--- begin Source extract ---

# Going to Cuba



## GrEg NiCe (Sep 25, 2009)

A good friend of mine is going on vacation to Cuba and is going to bring back some goodies. As I don't have much experience with CC's I'm wondering if you can give some recommendations. They haven't even left yet and I can't wait till they get back. So far I'm thinking about Coro, Party Shirts, and Bolivar Belicosos Finos.

What else would you guys bring back if it was you?


----------



## KcJason1 (Oct 20, 2010)

Bringing CC I th states is illegal bro!

Btw.. I love party shirts.. Makes me wanna git down!


----------



## exprime8 (May 16, 2011)

haa haa...
oh and as much as possible of everything!!!


----------



## GrEg NiCe (Sep 25, 2009)

Lol... Thanks for catching the mistake.

Guess I should have stated in the thread they won't be bringing them to the US. They will be in Canada.


----------



## HWiebe (Jul 13, 2010)

Make sure they only buy from reputable cigar shops and keep receipts. Buying cheap cigars off the beach = 100% fakes. The reason the receipts are important is because the customs guards can take your smokes away if you do not have proof of legal purchase.


----------



## Steel Talon (Mar 2, 2010)

HWiebe said:


> Make sure they only buy from reputable cigar shops and keep receipts. Buying cheap cigars off the beach = 100% fakes. The reason the receipts are important is because the customs guards can take your smokes away if you do not have proof of legal purchase.


Interesting.. What about any cigars you take with you on your travels? Will they take those also?

Tal~


----------



## HWiebe (Jul 13, 2010)

Steel Talon said:


> Interesting.. What about any cigars you take with you on your travels? Will they take those also?
> 
> Tal~


To be honest I have no idea.


----------



## Tarks (Mar 3, 2009)

Technically, you are allowed 50 cigars without a factura when departing Cuba. Having said that, Cuba isn't really that technical, lol. I have left with much more and have seen guys bring back suitcases full of customs without an issue. I get searched almost everytime I leave Cuba, show them the facturas I have. A little bribe helps if they are in a bad mood.

--- end Source extract ---

▸ Exercise task 1
From the listing, quote the lines starting at the one containing "hf-point (398, 294, 404, 299)" and ending at the one containing "y-tick-label: 0.027 (48, 366, 62, 372)", word for word.
The listing below is unrelated to the text above it.

--- begin Data for the task ---

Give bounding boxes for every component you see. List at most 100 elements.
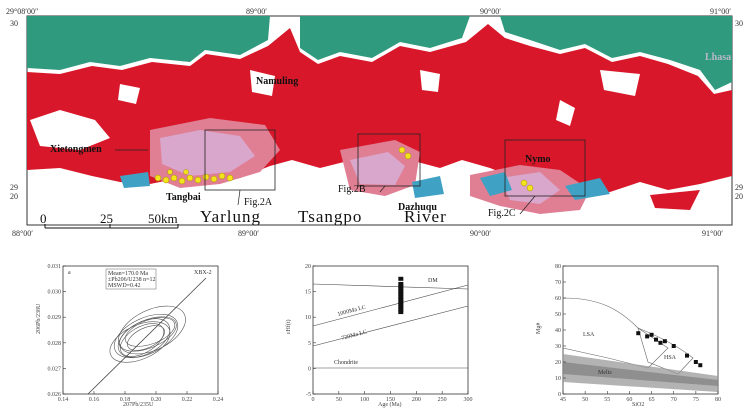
hf-point (398, 294, 404, 299)
mg-point (658, 340, 663, 345)
concordia-curve (87, 277, 207, 395)
y-tick-label: 0 (308, 366, 311, 372)
hf-point (398, 292, 404, 297)
y-tick-label: 40 (555, 328, 561, 334)
x-tick-label: 45 (560, 397, 566, 403)
coord-top-right: 91°00′ (710, 7, 731, 16)
x-tick-label: 200 (412, 397, 421, 403)
y-tick-label: 0.027 (48, 366, 62, 372)
mg-y-axis: 80 70 60 50 40 30 20 10 0 (555, 264, 566, 398)
hf-point (398, 284, 404, 289)
x-tick-label: 75 (693, 397, 699, 403)
coord-right-top: 30 (735, 19, 743, 28)
dm-line (312, 283, 469, 290)
y-tick-label: 0.028 (48, 341, 62, 347)
y-tick-label: 70 (555, 280, 561, 286)
concordia-inset (105, 268, 157, 290)
hf-point (398, 302, 404, 307)
x-tick-label: 70 (671, 397, 677, 403)
sample-sites (154, 146, 534, 192)
melt-label: Melts (598, 370, 612, 376)
mg-point (645, 334, 650, 339)
hf-point (398, 304, 404, 309)
x-tick-label: 0.20 (151, 397, 162, 403)
x-tick-label: 60 (626, 397, 632, 403)
lsa-label: LSA (583, 332, 595, 338)
coord-left-20: 20 (10, 192, 18, 201)
concordia-panel: a XBX-2 Mean=170.0 Ma ±Pb206/U238 n=12 M… (36, 264, 223, 408)
hf-point (398, 287, 404, 292)
x-tick-label: 0.14 (58, 397, 69, 403)
x-tick-label: 150 (386, 397, 395, 403)
scale-25: 25 (100, 211, 113, 226)
concordia-x-axis: 0.14 0.16 0.18 0.20 0.22 0.24 (58, 391, 223, 403)
place-namuling: Namuling (256, 76, 298, 87)
y-tick-label: 10 (555, 376, 561, 382)
y-tick-label: 80 (555, 264, 561, 270)
coord-bottom-89: 89°00′ (238, 229, 259, 238)
concordia-y-axis: 0.031 0.030 0.029 0.028 0.027 0.026 (48, 264, 66, 398)
y-tick-label: 60 (555, 296, 561, 302)
concordia-inset-3: MSWD=0.42 (108, 283, 141, 289)
fig-2b-label: Fig.2B (338, 184, 366, 195)
mg-panel: LSA HSA Melts 80 70 60 50 40 30 20 10 0 45 50 55 60… (536, 264, 721, 408)
dm-label: DM (428, 278, 438, 284)
x-tick-label: 80 (715, 397, 721, 403)
mg-point (671, 344, 676, 348)
concordia-sample: XBX-2 (194, 270, 212, 276)
mg-point (636, 331, 641, 336)
hf-x-axis: 0 50 100 150 200 250 300 (312, 391, 473, 403)
y-tick-label: -5 (306, 392, 311, 398)
y-tick-label: 20 (305, 264, 311, 270)
place-tangbai: Tangbai (166, 192, 201, 203)
x-tick-label: 50 (582, 397, 588, 403)
coord-bottom-left: 88°00′ (12, 229, 33, 238)
hf-point (398, 276, 404, 281)
blue-unit (120, 172, 610, 200)
coord-top-left: 29°08′00″ (6, 7, 38, 16)
coord-top-89: 89°00′ (246, 7, 267, 16)
river-word-1: Yarlung (200, 207, 261, 226)
concordia-tag: a (68, 270, 71, 276)
fig-2c-label: Fig.2C (488, 208, 516, 219)
concordia-inset-1: Mean=170.0 Ma (108, 271, 148, 277)
hf-point (398, 299, 404, 304)
hf-points (398, 276, 404, 315)
river-word-3: River (404, 207, 447, 226)
y-tick-label: 50 (555, 312, 561, 318)
coord-left-top: 30 (10, 19, 18, 28)
x-tick-label: 55 (604, 397, 610, 403)
y-tick-label: 0.031 (48, 264, 62, 270)
chur-label: Chondrite (334, 360, 358, 366)
hf-point (398, 281, 404, 286)
y-tick-label: 0 (558, 392, 561, 398)
hf-x-label: Age (Ma) (378, 401, 402, 408)
coord-bottom-90: 90°00′ (470, 229, 491, 238)
x-tick-label: 0.16 (89, 397, 100, 403)
coord-left-29: 29 (10, 183, 18, 192)
hf-point (398, 297, 404, 302)
mg-point (662, 339, 667, 344)
y-tick-label: 0.026 (48, 392, 62, 398)
concordia-inset-2: ±Pb206/U238 n=12 (108, 277, 156, 283)
x-tick-label: 0.18 (120, 397, 131, 403)
x-tick-label: 50 (336, 397, 342, 403)
x-tick-label: 0.22 (182, 397, 193, 403)
x-tick-label: 100 (360, 397, 369, 403)
mg-x-axis: 45 50 55 60 65 70 75 80 (560, 391, 721, 403)
scale-50: 50km (148, 211, 178, 226)
concordia-ellipses (109, 305, 186, 363)
mg-point (685, 353, 689, 358)
leader-lines (115, 149, 536, 215)
hf-point (398, 310, 404, 315)
concordia-x-label: 207Pb/235U (123, 402, 154, 408)
scale-bar: 0 25 50km (40, 211, 179, 229)
pink-unit (150, 118, 590, 214)
x-tick-label: 250 (438, 397, 447, 403)
hf-point (398, 307, 404, 312)
y-tick-label: 20 (555, 360, 561, 366)
place-dazhuqu: Dazhuqu (398, 202, 437, 213)
y-tick-label: 10 (305, 315, 311, 321)
hf-y-label: εHf(t) (285, 319, 292, 334)
place-lhasa: Lhasa (705, 52, 731, 63)
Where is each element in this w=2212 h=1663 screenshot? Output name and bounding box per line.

--- end Data for the task ---

▸ Exercise task 2
Continue the forum thread about bringing back Cuban cigars from where it stops.

▸ Written response 1
hf-point (398, 294, 404, 299)
mg-point (658, 340, 663, 345)
concordia-curve (87, 277, 207, 395)
y-tick-label: 0 (308, 366, 311, 372)
hf-point (398, 292, 404, 297)
y-tick-label: 40 (555, 328, 561, 334)
x-tick-label: 45 (560, 397, 566, 403)
coord-top-right: 91°00′ (710, 7, 731, 16)
x-tick-label: 200 (412, 397, 421, 403)
y-tick-label: 0.027 (48, 366, 62, 372)

▸ Written response 2
----------



## WyldKnyght (Apr 1, 2011)

Make sure to give your friend a longer list, depending on where he's going they may not have stock of what you want, maybe give him a list of 10 in order of preference. 

There's a good site about "Cuban Cigar Information" on the web that gives some location information for reputable stores and prices.


----------



## GrEg NiCe (Sep 25, 2009)

Thanks for the advice guys. I will definitely be letting him know.

Now onto the cigars. Help me expand my list!!!!!!


----------



## WyldKnyght (Apr 1, 2011)

What do you like now so we have an idea what your profile is?

Also what's your budget


----------



## GrEg NiCe (Sep 25, 2009)

Budget is around $500 give or take. Not sure how much that could get in Cuba.

As far as profile I'm really interested in trying as many new types as possible. I don't have much experience in CC's so I'm open to pretty much trying anything that you guys recommend.


----------



## WyldKnyght (Apr 1, 2011)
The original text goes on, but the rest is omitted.